(Figure contents as structured data)
########
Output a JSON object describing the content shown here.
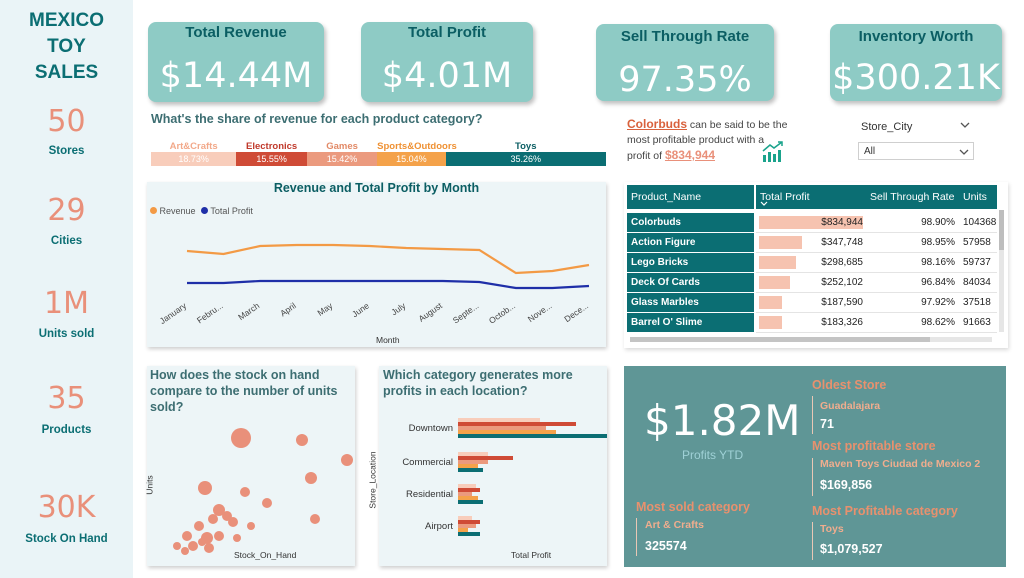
{
  "sidebar": {
    "title_lines": [
      "MEXICO",
      "TOY",
      "SALES"
    ],
    "kpis": [
      {
        "value": "50",
        "label": "Stores"
      },
      {
        "value": "29",
        "label": "Cities"
      },
      {
        "value": "1M",
        "label": "Units sold"
      },
      {
        "value": "35",
        "label": "Products"
      },
      {
        "value": "30K",
        "label": "Stock On Hand"
      }
    ]
  },
  "cards": [
    {
      "title": "Total Revenue",
      "value": "$14.44M"
    },
    {
      "title": "Total Profit",
      "value": "$4.01M"
    },
    {
      "title": "Sell Through Rate",
      "value": "97.35%"
    },
    {
      "title": "Inventory Worth",
      "value": "$300.21K"
    }
  ],
  "share": {
    "question": "What's the share of revenue for each product category?",
    "segments": [
      {
        "label": "Art&Crafts",
        "pct": "18.73%",
        "value": 18.73,
        "color": "#f8cdbb",
        "label_color": "#f2a98a"
      },
      {
        "label": "Electronics",
        "pct": "15.55%",
        "value": 15.55,
        "color": "#cf4b36",
        "label_color": "#c0392b"
      },
      {
        "label": "Games",
        "pct": "15.42%",
        "value": 15.42,
        "color": "#eb9a7e",
        "label_color": "#e28a67"
      },
      {
        "label": "Sports&Outdoors",
        "pct": "15.04%",
        "value": 15.04,
        "color": "#f4a24a",
        "label_color": "#ef9133"
      },
      {
        "label": "Toys",
        "pct": "35.26%",
        "value": 35.26,
        "color": "#0b6e73",
        "label_color": "#0b5e63"
      }
    ]
  },
  "insight": {
    "product": "Colorbuds",
    "text1": " can be said to be the",
    "text2": "most profitable product with a",
    "text3": "profit of",
    "profit": "$834,944"
  },
  "filter": {
    "label": "Store_City",
    "value": "All"
  },
  "line_chart": {
    "title": "Revenue and Total Profit by Month",
    "xlabel": "Month",
    "legend": [
      {
        "name": "Revenue",
        "color": "#f39a45"
      },
      {
        "name": "Total Profit",
        "color": "#1f2fa8"
      }
    ],
    "months": [
      "January",
      "Febru...",
      "March",
      "April",
      "May",
      "June",
      "July",
      "August",
      "Septe...",
      "Octob...",
      "Nove...",
      "Dece..."
    ]
  },
  "table": {
    "headers": [
      "Product_Name",
      "Total Profit",
      "Sell Through Rate",
      "Units"
    ],
    "rows": [
      {
        "name": "Colorbuds",
        "profit": "$834,944",
        "profit_value": 834944,
        "rate": "98.90%",
        "units": "104368"
      },
      {
        "name": "Action Figure",
        "profit": "$347,748",
        "profit_value": 347748,
        "rate": "98.95%",
        "units": "57958"
      },
      {
        "name": "Lego Bricks",
        "profit": "$298,685",
        "profit_value": 298685,
        "rate": "98.16%",
        "units": "59737"
      },
      {
        "name": "Deck Of Cards",
        "profit": "$252,102",
        "profit_value": 252102,
        "rate": "96.84%",
        "units": "84034"
      },
      {
        "name": "Glass Marbles",
        "profit": "$187,590",
        "profit_value": 187590,
        "rate": "97.92%",
        "units": "37518"
      },
      {
        "name": "Barrel O' Slime",
        "profit": "$183,326",
        "profit_value": 183326,
        "rate": "98.62%",
        "units": "91663"
      }
    ]
  },
  "scatter": {
    "question": "How does the stock on hand compare to the number of units sold?",
    "xlabel": "Stock_On_Hand",
    "ylabel": "Units"
  },
  "bar_chart": {
    "question": "Which category generates more profits in each location?",
    "xlabel": "Total Profit",
    "ylabel": "Store_Location",
    "locations": [
      "Downtown",
      "Commercial",
      "Residential",
      "Airport"
    ]
  },
  "highlights": {
    "profit_value": "$1.82M",
    "profit_label": "Profits YTD",
    "oldest_title": "Oldest Store",
    "oldest_name": "Guadalajara",
    "oldest_value": "71",
    "most_profitable_title": "Most profitable store",
    "most_profitable_name": "Maven Toys Ciudad de Mexico 2",
    "most_profitable_value": "$169,856",
    "most_sold_title": "Most sold category",
    "most_sold_name": "Art & Crafts",
    "most_sold_value": "325574",
    "profitable_cat_title": "Most Profitable category",
    "profitable_cat_name": "Toys",
    "profitable_cat_value": "$1,079,527"
  },
  "colors": {
    "teal": "#0b6e73",
    "card": "#8ecbc5",
    "accent": "#e9907a",
    "panel": "#5f9696"
  }
}
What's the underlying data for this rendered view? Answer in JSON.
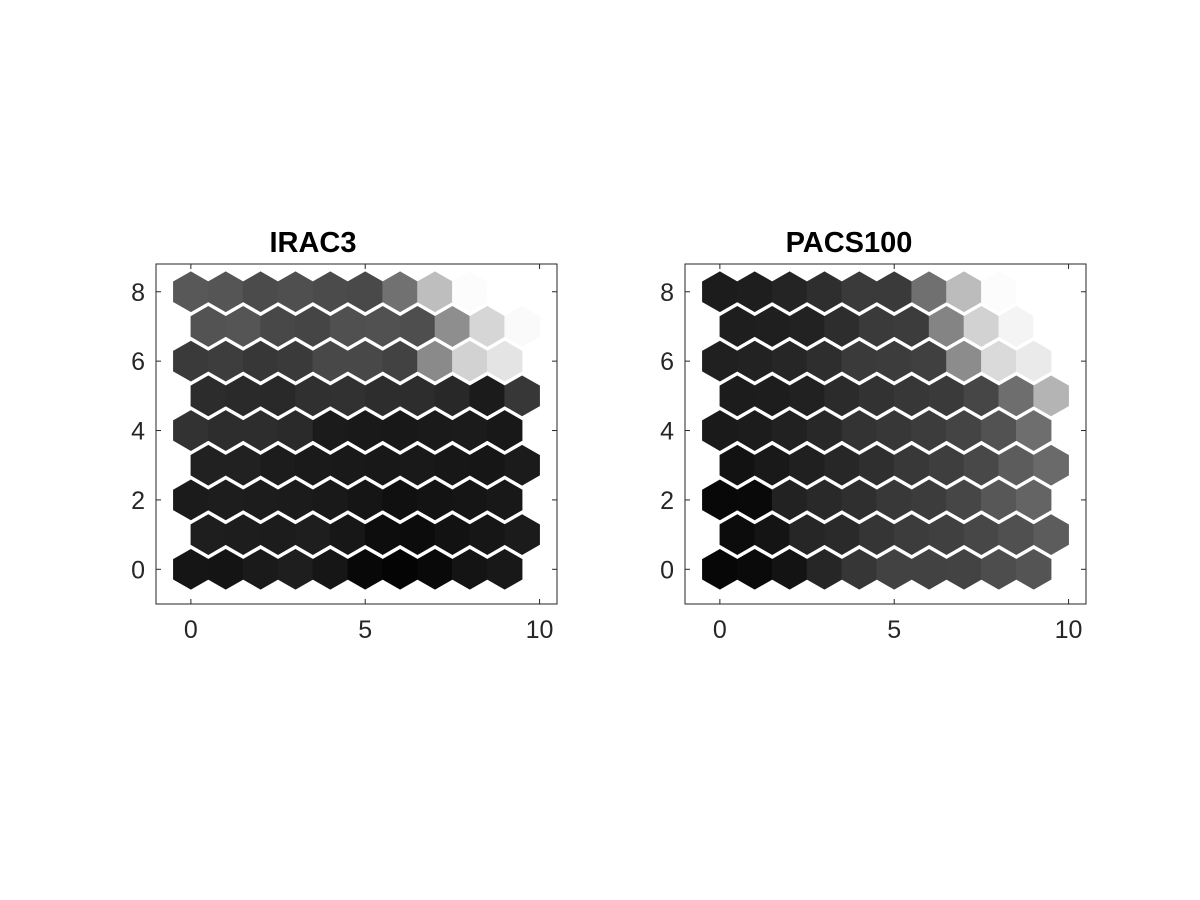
{
  "chart_data": [
    {
      "type": "heatmap",
      "subtype": "hexagonal-som",
      "title": "IRAC3",
      "xlim": [
        -1,
        10.5
      ],
      "ylim": [
        -1,
        8.8
      ],
      "xticks": [
        0,
        5,
        10
      ],
      "yticks": [
        0,
        2,
        4,
        6,
        8
      ],
      "grid": false,
      "colormap": "gray",
      "cells_note": "rows = hex rows y=0..8 (bottom to top); odd rows offset by +0.5 in x; values = gray level 0 (black) to 255 (white)",
      "rows": [
        [
          21,
          20,
          26,
          30,
          22,
          8,
          4,
          9,
          20,
          24
        ],
        [
          30,
          29,
          28,
          30,
          23,
          13,
          12,
          18,
          22,
          27
        ],
        [
          27,
          29,
          28,
          27,
          25,
          21,
          16,
          19,
          21,
          24
        ],
        [
          33,
          33,
          28,
          26,
          25,
          24,
          25,
          23,
          22,
          27
        ],
        [
          50,
          45,
          45,
          42,
          27,
          25,
          24,
          26,
          27,
          24
        ],
        [
          44,
          42,
          41,
          48,
          49,
          45,
          45,
          40,
          27,
          55
        ],
        [
          58,
          61,
          55,
          58,
          72,
          72,
          66,
          138,
          210,
          228
        ],
        [
          83,
          85,
          72,
          69,
          80,
          81,
          78,
          142,
          214,
          250
        ],
        [
          88,
          85,
          75,
          79,
          75,
          73,
          113,
          190,
          252,
          255
        ]
      ]
    },
    {
      "type": "heatmap",
      "subtype": "hexagonal-som",
      "title": "PACS100",
      "xlim": [
        -1,
        10.5
      ],
      "ylim": [
        -1,
        8.8
      ],
      "xticks": [
        0,
        5,
        10
      ],
      "yticks": [
        0,
        2,
        4,
        6,
        8
      ],
      "grid": false,
      "colormap": "gray",
      "cells_note": "rows = hex rows y=0..8 (bottom to top); odd rows offset by +0.5 in x; values = gray level 0 (black) to 255 (white)",
      "rows": [
        [
          7,
          10,
          19,
          38,
          54,
          66,
          66,
          67,
          77,
          84
        ],
        [
          12,
          20,
          38,
          42,
          53,
          60,
          64,
          71,
          80,
          92
        ],
        [
          8,
          9,
          34,
          41,
          47,
          56,
          60,
          70,
          87,
          100
        ],
        [
          18,
          25,
          32,
          39,
          47,
          56,
          62,
          72,
          92,
          106
        ],
        [
          26,
          28,
          33,
          40,
          51,
          55,
          60,
          68,
          82,
          110
        ],
        [
          28,
          29,
          33,
          43,
          50,
          55,
          58,
          70,
          110,
          180
        ],
        [
          32,
          34,
          38,
          46,
          58,
          60,
          64,
          140,
          218,
          234
        ],
        [
          30,
          31,
          34,
          45,
          58,
          60,
          132,
          210,
          244,
          255
        ],
        [
          28,
          30,
          36,
          46,
          58,
          58,
          112,
          188,
          252,
          255
        ]
      ]
    }
  ]
}
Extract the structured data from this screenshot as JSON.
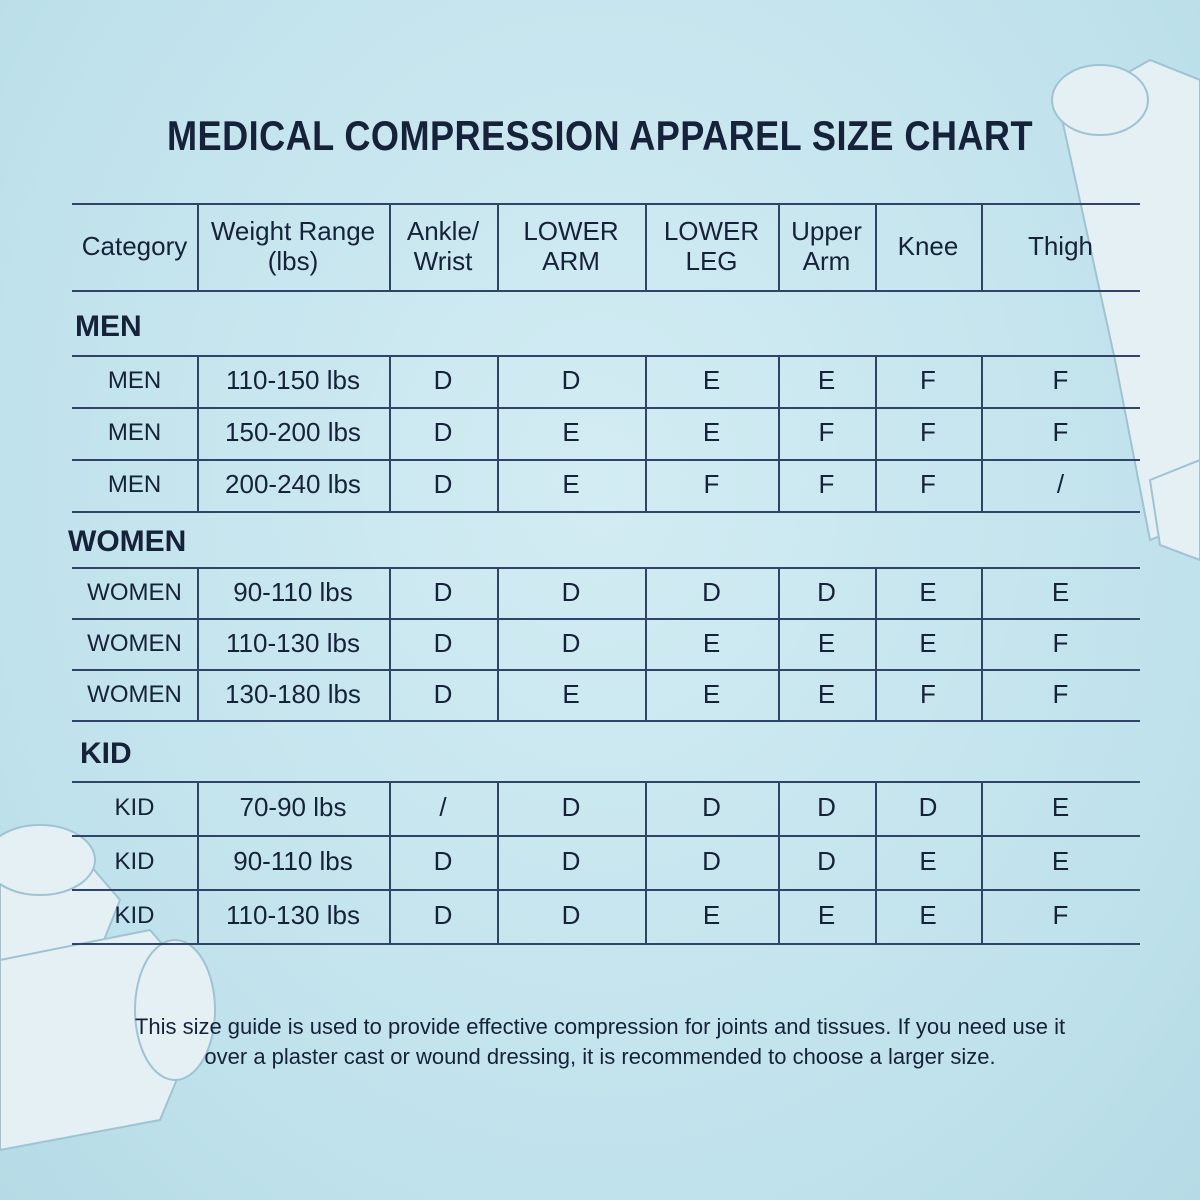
########
**Job**
Set down every entry word for word, but omit the pictures.

**Solution to the exercise**
Output a JSON object describing the content shown here.
{
  "sidebar": {
    "title_lines": [
      "MEXICO",
      "TOY",
      "SALES"
    ],
    "kpis": [
      {
        "value": "50",
        "label": "Stores"
      },
      {
        "value": "29",
        "label": "Cities"
      },
      {
        "value": "1M",
        "label": "Units sold"
      },
      {
        "value": "35",
        "label": "Products"
      },
      {
        "value": "30K",
        "label": "Stock On Hand"
      }
    ]
  },
  "cards": [
    {
      "title": "Total Revenue",
      "value": "$14.44M"
    },
    {
      "title": "Total Profit",
      "value": "$4.01M"
    },
    {
      "title": "Sell Through Rate",
      "value": "97.35%"
    },
    {
      "title": "Inventory Worth",
      "value": "$300.21K"
    }
  ],
  "share": {
    "question": "What's the share of revenue for each product category?",
    "segments": [
      {
        "label": "Art&Crafts",
        "pct": "18.73%",
        "value": 18.73,
        "color": "#f8cdbb",
        "label_color": "#f2a98a"
      },
      {
        "label": "Electronics",
        "pct": "15.55%",
        "value": 15.55,
        "color": "#cf4b36",
        "label_color": "#c0392b"
      },
      {
        "label": "Games",
        "pct": "15.42%",
        "value": 15.42,
        "color": "#eb9a7e",
        "label_color": "#e28a67"
      },
      {
        "label": "Sports&Outdoors",
        "pct": "15.04%",
        "value": 15.04,
        "color": "#f4a24a",
        "label_color": "#ef9133"
      },
      {
        "label": "Toys",
        "pct": "35.26%",
        "value": 35.26,
        "color": "#0b6e73",
        "label_color": "#0b5e63"
      }
    ]
  },
  "insight": {
    "product": "Colorbuds",
    "text1": " can be said to be the",
    "text2": "most profitable product with a",
    "text3": "profit of",
    "profit": "$834,944"
  },
  "filter": {
    "label": "Store_City",
    "value": "All"
  },
  "line_chart": {
    "title": "Revenue and Total Profit by Month",
    "xlabel": "Month",
    "legend": [
      {
        "name": "Revenue",
        "color": "#f39a45"
      },
      {
        "name": "Total Profit",
        "color": "#1f2fa8"
      }
    ],
    "months": [
      "January",
      "Febru...",
      "March",
      "April",
      "May",
      "June",
      "July",
      "August",
      "Septe...",
      "Octob...",
      "Nove...",
      "Dece..."
    ]
  },
  "table": {
    "headers": [
      "Product_Name",
      "Total Profit",
      "Sell Through Rate",
      "Units"
    ],
    "rows": [
      {
        "name": "Colorbuds",
        "profit": "$834,944",
        "profit_value": 834944,
        "rate": "98.90%",
        "units": "104368"
      },
      {
        "name": "Action Figure",
        "profit": "$347,748",
        "profit_value": 347748,
        "rate": "98.95%",
        "units": "57958"
      },
      {
        "name": "Lego Bricks",
        "profit": "$298,685",
        "profit_value": 298685,
        "rate": "98.16%",
        "units": "59737"
      },
      {
        "name": "Deck Of Cards",
        "profit": "$252,102",
        "profit_value": 252102,
        "rate": "96.84%",
        "units": "84034"
      },
      {
        "name": "Glass Marbles",
        "profit": "$187,590",
        "profit_value": 187590,
        "rate": "97.92%",
        "units": "37518"
      },
      {
        "name": "Barrel O' Slime",
        "profit": "$183,326",
        "profit_value": 183326,
        "rate": "98.62%",
        "units": "91663"
      }
    ]
  },
  "scatter": {
    "question": "How does the stock on hand compare to the number of units sold?",
    "xlabel": "Stock_On_Hand",
    "ylabel": "Units"
  },
  "bar_chart": {
    "question": "Which category generates more profits in each location?",
    "xlabel": "Total Profit",
    "ylabel": "Store_Location",
    "locations": [
      "Downtown",
      "Commercial",
      "Residential",
      "Airport"
    ]
  },
  "highlights": {
    "profit_value": "$1.82M",
    "profit_label": "Profits YTD",
    "oldest_title": "Oldest Store",
    "oldest_name": "Guadalajara",
    "oldest_value": "71",
    "most_profitable_title": "Most profitable store",
    "most_profitable_name": "Maven Toys Ciudad de Mexico 2",
    "most_profitable_value": "$169,856",
    "most_sold_title": "Most sold category",
    "most_sold_name": "Art & Crafts",
    "most_sold_value": "325574",
    "profitable_cat_title": "Most Profitable category",
    "profitable_cat_name": "Toys",
    "profitable_cat_value": "$1,079,527"
  },
  "colors": {
    "teal": "#0b6e73",
    "card": "#8ecbc5",
    "accent": "#e9907a",
    "panel": "#5f9696"
  }
}
What's the underlying data for this rendered view? Answer in JSON.
{
  "chart_data": [
    {
      "type": "heatmap",
      "subtype": "hexagonal-som",
      "title": "IRAC3",
      "xlim": [
        -1,
        10.5
      ],
      "ylim": [
        -1,
        8.8
      ],
      "xticks": [
        0,
        5,
        10
      ],
      "yticks": [
        0,
        2,
        4,
        6,
        8
      ],
      "grid": false,
      "colormap": "gray",
      "cells_note": "rows = hex rows y=0..8 (bottom to top); odd rows offset by +0.5 in x; values = gray level 0 (black) to 255 (white)",
      "rows": [
        [
          21,
          20,
          26,
          30,
          22,
          8,
          4,
          9,
          20,
          24
        ],
        [
          30,
          29,
          28,
          30,
          23,
          13,
          12,
          18,
          22,
          27
        ],
        [
          27,
          29,
          28,
          27,
          25,
          21,
          16,
          19,
          21,
          24
        ],
        [
          33,
          33,
          28,
          26,
          25,
          24,
          25,
          23,
          22,
          27
        ],
        [
          50,
          45,
          45,
          42,
          27,
          25,
          24,
          26,
          27,
          24
        ],
        [
          44,
          42,
          41,
          48,
          49,
          45,
          45,
          40,
          27,
          55
        ],
        [
          58,
          61,
          55,
          58,
          72,
          72,
          66,
          138,
          210,
          228
        ],
        [
          83,
          85,
          72,
          69,
          80,
          81,
          78,
          142,
          214,
          250
        ],
        [
          88,
          85,
          75,
          79,
          75,
          73,
          113,
          190,
          252,
          255
        ]
      ]
    },
    {
      "type": "heatmap",
      "subtype": "hexagonal-som",
      "title": "PACS100",
      "xlim": [
        -1,
        10.5
      ],
      "ylim": [
        -1,
        8.8
      ],
      "xticks": [
        0,
        5,
        10
      ],
      "yticks": [
        0,
        2,
        4,
        6,
        8
      ],
      "grid": false,
      "colormap": "gray",
      "cells_note": "rows = hex rows y=0..8 (bottom to top); odd rows offset by +0.5 in x; values = gray level 0 (black) to 255 (white)",
      "rows": [
        [
          7,
          10,
          19,
          38,
          54,
          66,
          66,
          67,
          77,
          84
        ],
        [
          12,
          20,
          38,
          42,
          53,
          60,
          64,
          71,
          80,
          92
        ],
        [
          8,
          9,
          34,
          41,
          47,
          56,
          60,
          70,
          87,
          100
        ],
        [
          18,
          25,
          32,
          39,
          47,
          56,
          62,
          72,
          92,
          106
        ],
        [
          26,
          28,
          33,
          40,
          51,
          55,
          60,
          68,
          82,
          110
        ],
        [
          28,
          29,
          33,
          43,
          50,
          55,
          58,
          70,
          110,
          180
        ],
        [
          32,
          34,
          38,
          46,
          58,
          60,
          64,
          140,
          218,
          234
        ],
        [
          30,
          31,
          34,
          45,
          58,
          60,
          132,
          210,
          244,
          255
        ],
        [
          28,
          30,
          36,
          46,
          58,
          58,
          112,
          188,
          252,
          255
        ]
      ]
    }
  ]
}
Extract the structured data from this screenshot as JSON.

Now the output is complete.